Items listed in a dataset
——————————
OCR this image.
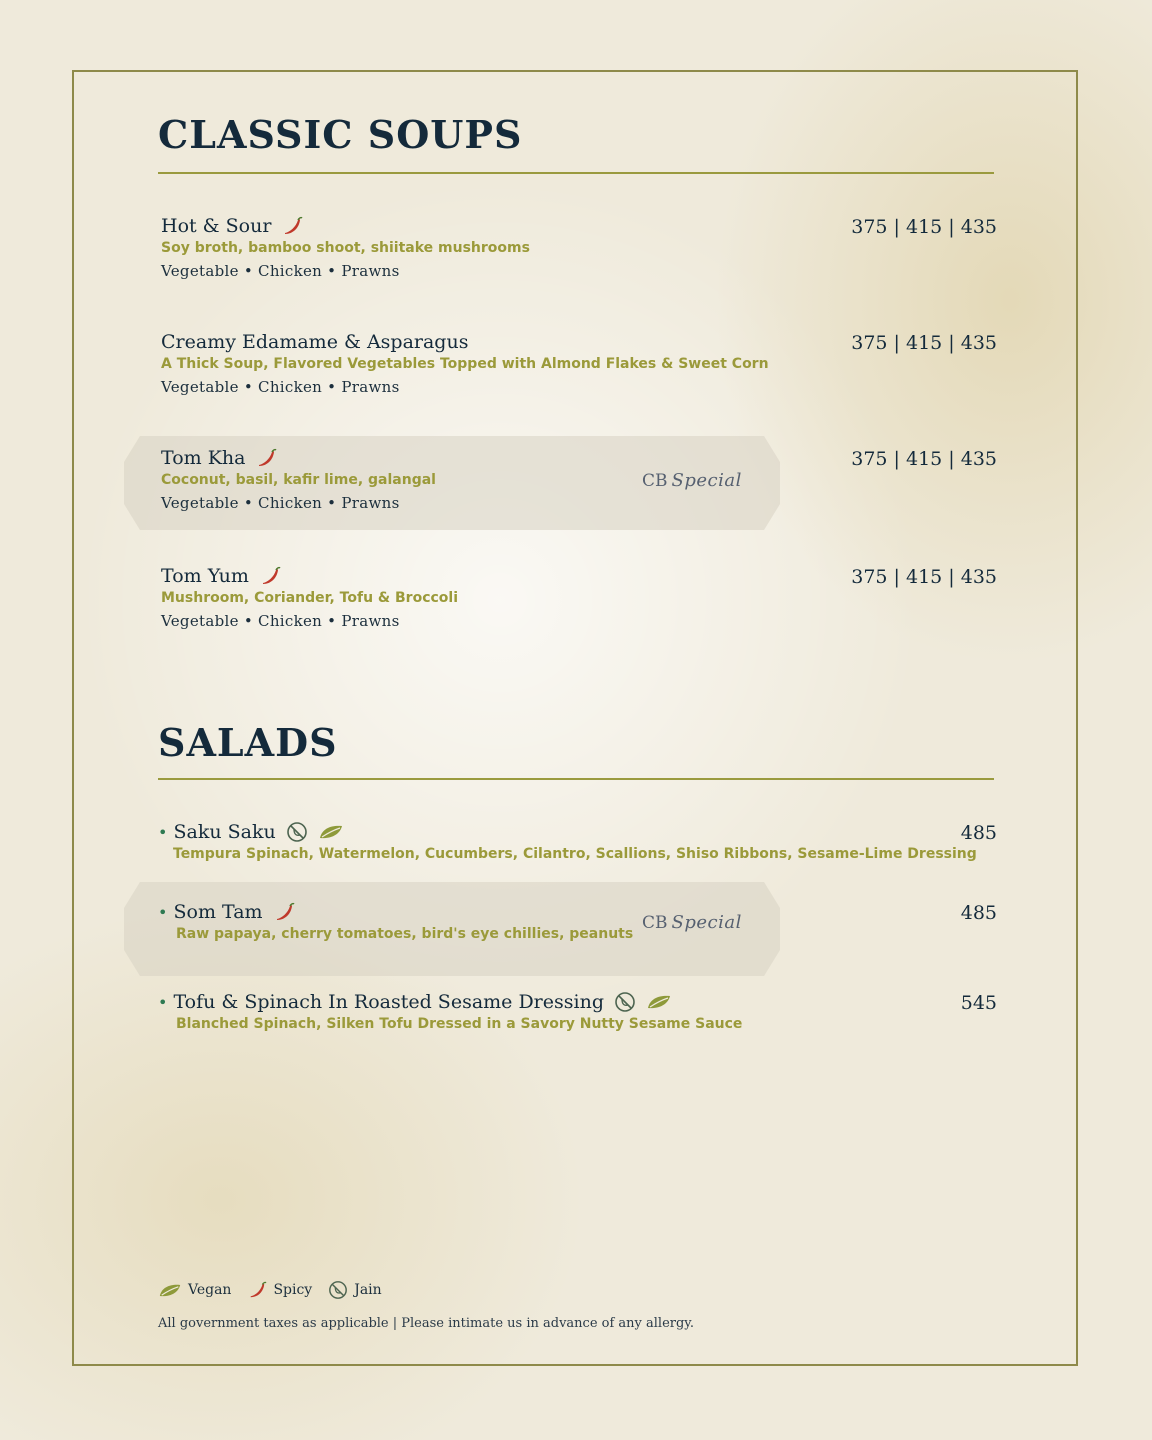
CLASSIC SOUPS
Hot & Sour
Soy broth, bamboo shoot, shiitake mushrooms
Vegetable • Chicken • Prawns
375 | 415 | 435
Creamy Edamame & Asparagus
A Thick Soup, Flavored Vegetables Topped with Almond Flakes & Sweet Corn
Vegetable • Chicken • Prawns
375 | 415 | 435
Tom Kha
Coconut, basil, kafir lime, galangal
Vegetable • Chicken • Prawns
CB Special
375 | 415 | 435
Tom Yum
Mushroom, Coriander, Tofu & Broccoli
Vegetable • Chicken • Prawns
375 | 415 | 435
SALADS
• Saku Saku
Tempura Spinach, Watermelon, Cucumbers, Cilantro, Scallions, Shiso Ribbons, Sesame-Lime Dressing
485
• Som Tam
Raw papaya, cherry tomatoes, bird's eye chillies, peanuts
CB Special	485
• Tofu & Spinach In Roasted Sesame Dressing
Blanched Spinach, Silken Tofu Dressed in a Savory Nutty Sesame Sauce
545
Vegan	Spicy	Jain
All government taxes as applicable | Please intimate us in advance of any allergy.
——————————
Problem →
Identify the lines that hold the word "Dressing". Copy every one of them.

Result →
Tempura Spinach, Watermelon, Cucumbers, Cilantro, Scallions, Shiso Ribbons, Sesame-Lime Dressing
• Tofu & Spinach In Roasted Sesame Dressing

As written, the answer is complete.